Supplied data
[start]

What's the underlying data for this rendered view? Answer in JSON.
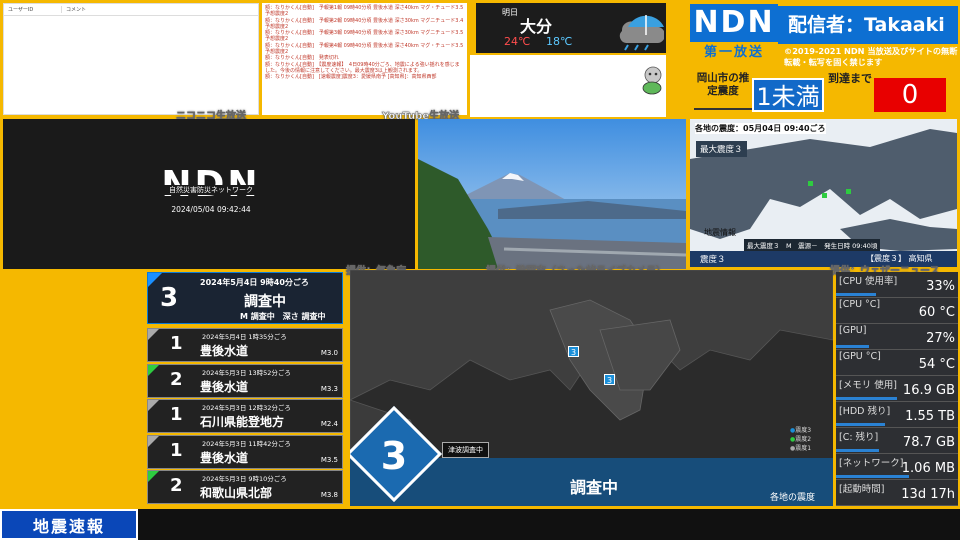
{
  "nico": {
    "col1": "ユーザーID",
    "col2": "コメント",
    "caption": "ニコニコ生放送"
  },
  "youtube": {
    "caption": "YouTube生放送",
    "messages": [
      "額：なりかくん[自動]　予報第1報 09時40分頃 豊後水道 深さ40km マグ・チュード3.5 予想震度2",
      "額：なりかくん[自動]　予報第2報 09時40分頃 豊後水道 深さ30km マグニチュード3.4 予想震度2",
      "額：なりかくん[自動]　予報第3報 09時40分頃 豊後水道 深さ30km マグニチュード3.5 予想震度2",
      "額：なりかくん[自動]　予報第4報 09時40分頃 豊後水道 深さ40km マグ・チュード3.5 予想震度2",
      "額：なりかくん[自動]　発表切れ",
      "額：なりかくん[自動]　【震度速報】　4日09時40分ごろ、地震による強い揺れを感じました。今後の情報に注意してください。最大震度3以上観測されます。",
      "額：なりかくん[自動]　[速報震度]震度3：愛媛県南予 [高知県]：高知県西部"
    ]
  },
  "weather": {
    "label": "明日",
    "city": "大分",
    "high": "24℃",
    "low": "18℃"
  },
  "header": {
    "logo": "NDN",
    "streamer": "配信者：Takaaki",
    "broadcast": "第一放送",
    "copyright": "©2019-2021 NDN 当放送及びサイトの無断転載・転写を固く禁じます",
    "intensity_label": "岡山市の推定震度",
    "intensity_value": "1未満",
    "arrival_label": "到達まで",
    "arrival_value": "0"
  },
  "ndnvideo": {
    "logo": "NDN",
    "subtitle": "自然災害防災ネットワーク",
    "datetime": "2024/05/04 09:42:44",
    "caption": "提供：気象庁"
  },
  "camera": {
    "caption": "提供：静岡市（さった峠ライブカメラ）"
  },
  "mapsmall": {
    "title": "各地の震度：05月04日 09:40ごろ",
    "maxlabel": "最大震度３",
    "info": "地震情報",
    "footer": "最大震度３　M　震源－　発生日時 09:40頃",
    "shindo": "震度３",
    "ticker": "【震度３】 高知県",
    "caption": "提供：ウェザーニュース"
  },
  "eqtop": {
    "intensity": "3",
    "datetime": "2024年5月4日 9時40分ごろ",
    "place": "調査中",
    "detail": "M 調査中　深さ 調査中"
  },
  "eqlist": [
    {
      "intensity": "1",
      "datetime": "2024年5月4日 1時35分ごろ",
      "place": "豊後水道",
      "mag": "M3.0",
      "color": "#aaaaaa"
    },
    {
      "intensity": "2",
      "datetime": "2024年5月3日 13時52分ごろ",
      "place": "豊後水道",
      "mag": "M3.3",
      "color": "#2ecc40"
    },
    {
      "intensity": "1",
      "datetime": "2024年5月3日 12時32分ごろ",
      "place": "石川県能登地方",
      "mag": "M2.4",
      "color": "#aaaaaa"
    },
    {
      "intensity": "1",
      "datetime": "2024年5月3日 11時42分ごろ",
      "place": "豊後水道",
      "mag": "M3.5",
      "color": "#aaaaaa"
    },
    {
      "intensity": "2",
      "datetime": "2024年5月3日 9時10分ごろ",
      "place": "和歌山県北部",
      "mag": "M3.8",
      "color": "#2ecc40"
    }
  ],
  "bigmap": {
    "intensity": "3",
    "tsunami": "津波調査中",
    "place": "調査中",
    "footer": "各地の震度",
    "marker1": "3",
    "marker2": "3",
    "legend": [
      "震度3",
      "震度2",
      "震度1"
    ]
  },
  "stats": [
    {
      "label": "[CPU 使用率]",
      "value": "33%",
      "fill": 0.33
    },
    {
      "label": "[CPU °C]",
      "value": "60 °C",
      "fill": 0.0
    },
    {
      "label": "[GPU]",
      "value": "27%",
      "fill": 0.27
    },
    {
      "label": "[GPU °C]",
      "value": "54 °C",
      "fill": 0.0
    },
    {
      "label": "[メモリ 使用]",
      "value": "16.9 GB",
      "fill": 0.5
    },
    {
      "label": "[HDD 残り]",
      "value": "1.55 TB",
      "fill": 0.4
    },
    {
      "label": "[C: 残り]",
      "value": "78.7 GB",
      "fill": 0.35
    },
    {
      "label": "[ネットワーク]",
      "value": "1.06 MB",
      "fill": 0.6
    },
    {
      "label": "[起動時間]",
      "value": "13d 17h",
      "fill": 0.0
    }
  ],
  "ticker": {
    "label": "地震速報"
  }
}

[end]

Print the records word for word and exclude any picture they hold.

Solution for this exercise
What's the underlying data for this rendered view? Answer in JSON.
{
  "nico": {
    "col1": "ユーザーID",
    "col2": "コメント",
    "caption": "ニコニコ生放送"
  },
  "youtube": {
    "caption": "YouTube生放送",
    "messages": [
      "額：なりかくん[自動]　予報第1報 09時40分頃 豊後水道 深さ40km マグ・チュード3.5 予想震度2",
      "額：なりかくん[自動]　予報第2報 09時40分頃 豊後水道 深さ30km マグニチュード3.4 予想震度2",
      "額：なりかくん[自動]　予報第3報 09時40分頃 豊後水道 深さ30km マグニチュード3.5 予想震度2",
      "額：なりかくん[自動]　予報第4報 09時40分頃 豊後水道 深さ40km マグ・チュード3.5 予想震度2",
      "額：なりかくん[自動]　発表切れ",
      "額：なりかくん[自動]　【震度速報】　4日09時40分ごろ、地震による強い揺れを感じました。今後の情報に注意してください。最大震度3以上観測されます。",
      "額：なりかくん[自動]　[速報震度]震度3：愛媛県南予 [高知県]：高知県西部"
    ]
  },
  "weather": {
    "label": "明日",
    "city": "大分",
    "high": "24℃",
    "low": "18℃"
  },
  "header": {
    "logo": "NDN",
    "streamer": "配信者：Takaaki",
    "broadcast": "第一放送",
    "copyright": "©2019-2021 NDN 当放送及びサイトの無断転載・転写を固く禁じます",
    "intensity_label": "岡山市の推定震度",
    "intensity_value": "1未満",
    "arrival_label": "到達まで",
    "arrival_value": "0"
  },
  "ndnvideo": {
    "logo": "NDN",
    "subtitle": "自然災害防災ネットワーク",
    "datetime": "2024/05/04 09:42:44",
    "caption": "提供：気象庁"
  },
  "camera": {
    "caption": "提供：静岡市（さった峠ライブカメラ）"
  },
  "mapsmall": {
    "title": "各地の震度：05月04日 09:40ごろ",
    "maxlabel": "最大震度３",
    "info": "地震情報",
    "footer": "最大震度３　M　震源－　発生日時 09:40頃",
    "shindo": "震度３",
    "ticker": "【震度３】 高知県",
    "caption": "提供：ウェザーニュース"
  },
  "eqtop": {
    "intensity": "3",
    "datetime": "2024年5月4日 9時40分ごろ",
    "place": "調査中",
    "detail": "M 調査中　深さ 調査中"
  },
  "eqlist": [
    {
      "intensity": "1",
      "datetime": "2024年5月4日 1時35分ごろ",
      "place": "豊後水道",
      "mag": "M3.0",
      "color": "#aaaaaa"
    },
    {
      "intensity": "2",
      "datetime": "2024年5月3日 13時52分ごろ",
      "place": "豊後水道",
      "mag": "M3.3",
      "color": "#2ecc40"
    },
    {
      "intensity": "1",
      "datetime": "2024年5月3日 12時32分ごろ",
      "place": "石川県能登地方",
      "mag": "M2.4",
      "color": "#aaaaaa"
    },
    {
      "intensity": "1",
      "datetime": "2024年5月3日 11時42分ごろ",
      "place": "豊後水道",
      "mag": "M3.5",
      "color": "#aaaaaa"
    },
    {
      "intensity": "2",
      "datetime": "2024年5月3日 9時10分ごろ",
      "place": "和歌山県北部",
      "mag": "M3.8",
      "color": "#2ecc40"
    }
  ],
  "bigmap": {
    "intensity": "3",
    "tsunami": "津波調査中",
    "place": "調査中",
    "footer": "各地の震度",
    "marker1": "3",
    "marker2": "3",
    "legend": [
      "震度3",
      "震度2",
      "震度1"
    ]
  },
  "stats": [
    {
      "label": "[CPU 使用率]",
      "value": "33%",
      "fill": 0.33
    },
    {
      "label": "[CPU °C]",
      "value": "60 °C",
      "fill": 0.0
    },
    {
      "label": "[GPU]",
      "value": "27%",
      "fill": 0.27
    },
    {
      "label": "[GPU °C]",
      "value": "54 °C",
      "fill": 0.0
    },
    {
      "label": "[メモリ 使用]",
      "value": "16.9 GB",
      "fill": 0.5
    },
    {
      "label": "[HDD 残り]",
      "value": "1.55 TB",
      "fill": 0.4
    },
    {
      "label": "[C: 残り]",
      "value": "78.7 GB",
      "fill": 0.35
    },
    {
      "label": "[ネットワーク]",
      "value": "1.06 MB",
      "fill": 0.6
    },
    {
      "label": "[起動時間]",
      "value": "13d 17h",
      "fill": 0.0
    }
  ],
  "ticker": {
    "label": "地震速報"
  }
}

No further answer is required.